Element box annotations

============================================================

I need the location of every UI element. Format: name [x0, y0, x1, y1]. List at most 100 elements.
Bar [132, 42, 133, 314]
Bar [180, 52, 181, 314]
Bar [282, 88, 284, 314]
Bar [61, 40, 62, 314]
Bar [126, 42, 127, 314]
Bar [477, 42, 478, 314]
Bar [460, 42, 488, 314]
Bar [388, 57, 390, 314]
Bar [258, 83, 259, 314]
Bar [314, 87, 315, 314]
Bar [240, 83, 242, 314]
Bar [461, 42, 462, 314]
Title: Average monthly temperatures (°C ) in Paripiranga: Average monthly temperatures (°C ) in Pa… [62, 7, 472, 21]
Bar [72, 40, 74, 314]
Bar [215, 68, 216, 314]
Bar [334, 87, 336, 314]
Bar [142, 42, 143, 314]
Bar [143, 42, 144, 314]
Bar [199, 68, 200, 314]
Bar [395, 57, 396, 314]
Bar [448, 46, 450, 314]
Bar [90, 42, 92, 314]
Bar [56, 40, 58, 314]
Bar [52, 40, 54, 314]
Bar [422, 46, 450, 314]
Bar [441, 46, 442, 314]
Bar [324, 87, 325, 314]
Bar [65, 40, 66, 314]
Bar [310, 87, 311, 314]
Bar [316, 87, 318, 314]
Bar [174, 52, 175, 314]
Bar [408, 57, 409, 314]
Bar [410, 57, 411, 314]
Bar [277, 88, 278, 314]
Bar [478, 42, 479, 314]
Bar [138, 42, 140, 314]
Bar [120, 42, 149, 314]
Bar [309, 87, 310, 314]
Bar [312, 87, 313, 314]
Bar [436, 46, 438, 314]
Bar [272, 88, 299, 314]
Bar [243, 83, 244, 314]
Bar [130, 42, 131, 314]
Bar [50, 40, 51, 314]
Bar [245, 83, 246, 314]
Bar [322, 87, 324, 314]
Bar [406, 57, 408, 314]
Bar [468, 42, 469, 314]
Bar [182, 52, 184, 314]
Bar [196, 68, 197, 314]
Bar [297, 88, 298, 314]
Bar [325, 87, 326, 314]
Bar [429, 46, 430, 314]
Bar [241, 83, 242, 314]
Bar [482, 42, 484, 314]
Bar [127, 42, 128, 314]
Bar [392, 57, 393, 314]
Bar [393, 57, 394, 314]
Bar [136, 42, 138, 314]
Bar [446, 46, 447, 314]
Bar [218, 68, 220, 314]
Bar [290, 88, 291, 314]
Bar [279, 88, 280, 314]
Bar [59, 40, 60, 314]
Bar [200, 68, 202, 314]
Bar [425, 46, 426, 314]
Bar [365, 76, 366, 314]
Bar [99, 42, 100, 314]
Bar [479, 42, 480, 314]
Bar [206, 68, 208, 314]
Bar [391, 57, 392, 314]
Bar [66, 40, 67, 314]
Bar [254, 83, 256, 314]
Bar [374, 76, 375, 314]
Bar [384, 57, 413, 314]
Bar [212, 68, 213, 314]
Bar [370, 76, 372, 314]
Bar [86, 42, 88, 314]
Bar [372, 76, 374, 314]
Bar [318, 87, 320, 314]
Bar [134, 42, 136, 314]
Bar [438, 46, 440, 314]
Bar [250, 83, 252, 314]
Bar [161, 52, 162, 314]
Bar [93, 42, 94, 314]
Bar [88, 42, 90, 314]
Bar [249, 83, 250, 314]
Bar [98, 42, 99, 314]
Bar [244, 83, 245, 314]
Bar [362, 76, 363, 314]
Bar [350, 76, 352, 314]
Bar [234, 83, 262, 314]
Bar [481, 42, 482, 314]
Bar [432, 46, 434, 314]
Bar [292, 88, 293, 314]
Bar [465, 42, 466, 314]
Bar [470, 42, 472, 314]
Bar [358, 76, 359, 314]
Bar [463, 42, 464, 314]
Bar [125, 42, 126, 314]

============================================================

▶ [Challenge]: Rewrite these lines as a numbered list, leaving out any blank lines.

▶ [Exercise response]:
1. I need the location of every UI element. Format: name [x0, y0, x1, y1]. List at most 100 elements.
2. Bar [132, 42, 133, 314]
3. Bar [180, 52, 181, 314]
4. Bar [282, 88, 284, 314]
5. Bar [61, 40, 62, 314]
6. Bar [126, 42, 127, 314]
7. Bar [477, 42, 478, 314]
8. Bar [460, 42, 488, 314]
9. Bar [388, 57, 390, 314]
10. Bar [258, 83, 259, 314]
11. Bar [314, 87, 315, 314]
12. Bar [240, 83, 242, 314]
13. Bar [461, 42, 462, 314]
14. Title: Average monthly temperatures (°C ) in Paripiranga: Average monthly temperatures (°C ) in Pa… [62, 7, 472, 21]
15. Bar [72, 40, 74, 314]
16. Bar [215, 68, 216, 314]
17. Bar [334, 87, 336, 314]
18. Bar [142, 42, 143, 314]
19. Bar [143, 42, 144, 314]
20. Bar [199, 68, 200, 314]
21. Bar [395, 57, 396, 314]
22. Bar [448, 46, 450, 314]
23. Bar [90, 42, 92, 314]
24. Bar [56, 40, 58, 314]
25. Bar [52, 40, 54, 314]
26. Bar [422, 46, 450, 314]
27. Bar [441, 46, 442, 314]
28. Bar [324, 87, 325, 314]
29. Bar [65, 40, 66, 314]
30. Bar [310, 87, 311, 314]
31. Bar [316, 87, 318, 314]
32. Bar [174, 52, 175, 314]
33. Bar [408, 57, 409, 314]
34. Bar [410, 57, 411, 314]
35. Bar [277, 88, 278, 314]
36. Bar [478, 42, 479, 314]
37. Bar [138, 42, 140, 314]
38. Bar [120, 42, 149, 314]
39. Bar [309, 87, 310, 314]
40. Bar [312, 87, 313, 314]
41. Bar [436, 46, 438, 314]
42. Bar [272, 88, 299, 314]
43. Bar [243, 83, 244, 314]
44. Bar [130, 42, 131, 314]
45. Bar [50, 40, 51, 314]
46. Bar [245, 83, 246, 314]
47. Bar [322, 87, 324, 314]
48. Bar [406, 57, 408, 314]
49. Bar [468, 42, 469, 314]
50. Bar [182, 52, 184, 314]
51. Bar [196, 68, 197, 314]
52. Bar [297, 88, 298, 314]
53. Bar [325, 87, 326, 314]
54. Bar [429, 46, 430, 314]
55. Bar [241, 83, 242, 314]
56. Bar [482, 42, 484, 314]
57. Bar [127, 42, 128, 314]
58. Bar [392, 57, 393, 314]
59. Bar [393, 57, 394, 314]
60. Bar [136, 42, 138, 314]
61. Bar [446, 46, 447, 314]
62. Bar [218, 68, 220, 314]
63. Bar [290, 88, 291, 314]
64. Bar [279, 88, 280, 314]
65. Bar [59, 40, 60, 314]
66. Bar [200, 68, 202, 314]
67. Bar [425, 46, 426, 314]
68. Bar [365, 76, 366, 314]
69. Bar [99, 42, 100, 314]
70. Bar [479, 42, 480, 314]
71. Bar [206, 68, 208, 314]
72. Bar [391, 57, 392, 314]
73. Bar [66, 40, 67, 314]
74. Bar [254, 83, 256, 314]
75. Bar [374, 76, 375, 314]
76. Bar [384, 57, 413, 314]
77. Bar [212, 68, 213, 314]
78. Bar [370, 76, 372, 314]
79. Bar [86, 42, 88, 314]
80. Bar [372, 76, 374, 314]
81. Bar [318, 87, 320, 314]
82. Bar [134, 42, 136, 314]
83. Bar [438, 46, 440, 314]
84. Bar [250, 83, 252, 314]
85. Bar [161, 52, 162, 314]
86. Bar [93, 42, 94, 314]
87. Bar [88, 42, 90, 314]
88. Bar [249, 83, 250, 314]
89. Bar [98, 42, 99, 314]
90. Bar [244, 83, 245, 314]
91. Bar [362, 76, 363, 314]
92. Bar [350, 76, 352, 314]
93. Bar [234, 83, 262, 314]
94. Bar [481, 42, 482, 314]
95. Bar [432, 46, 434, 314]
96. Bar [292, 88, 293, 314]
97. Bar [465, 42, 466, 314]
98. Bar [470, 42, 472, 314]
99. Bar [358, 76, 359, 314]
100. Bar [463, 42, 464, 314]
101. Bar [125, 42, 126, 314]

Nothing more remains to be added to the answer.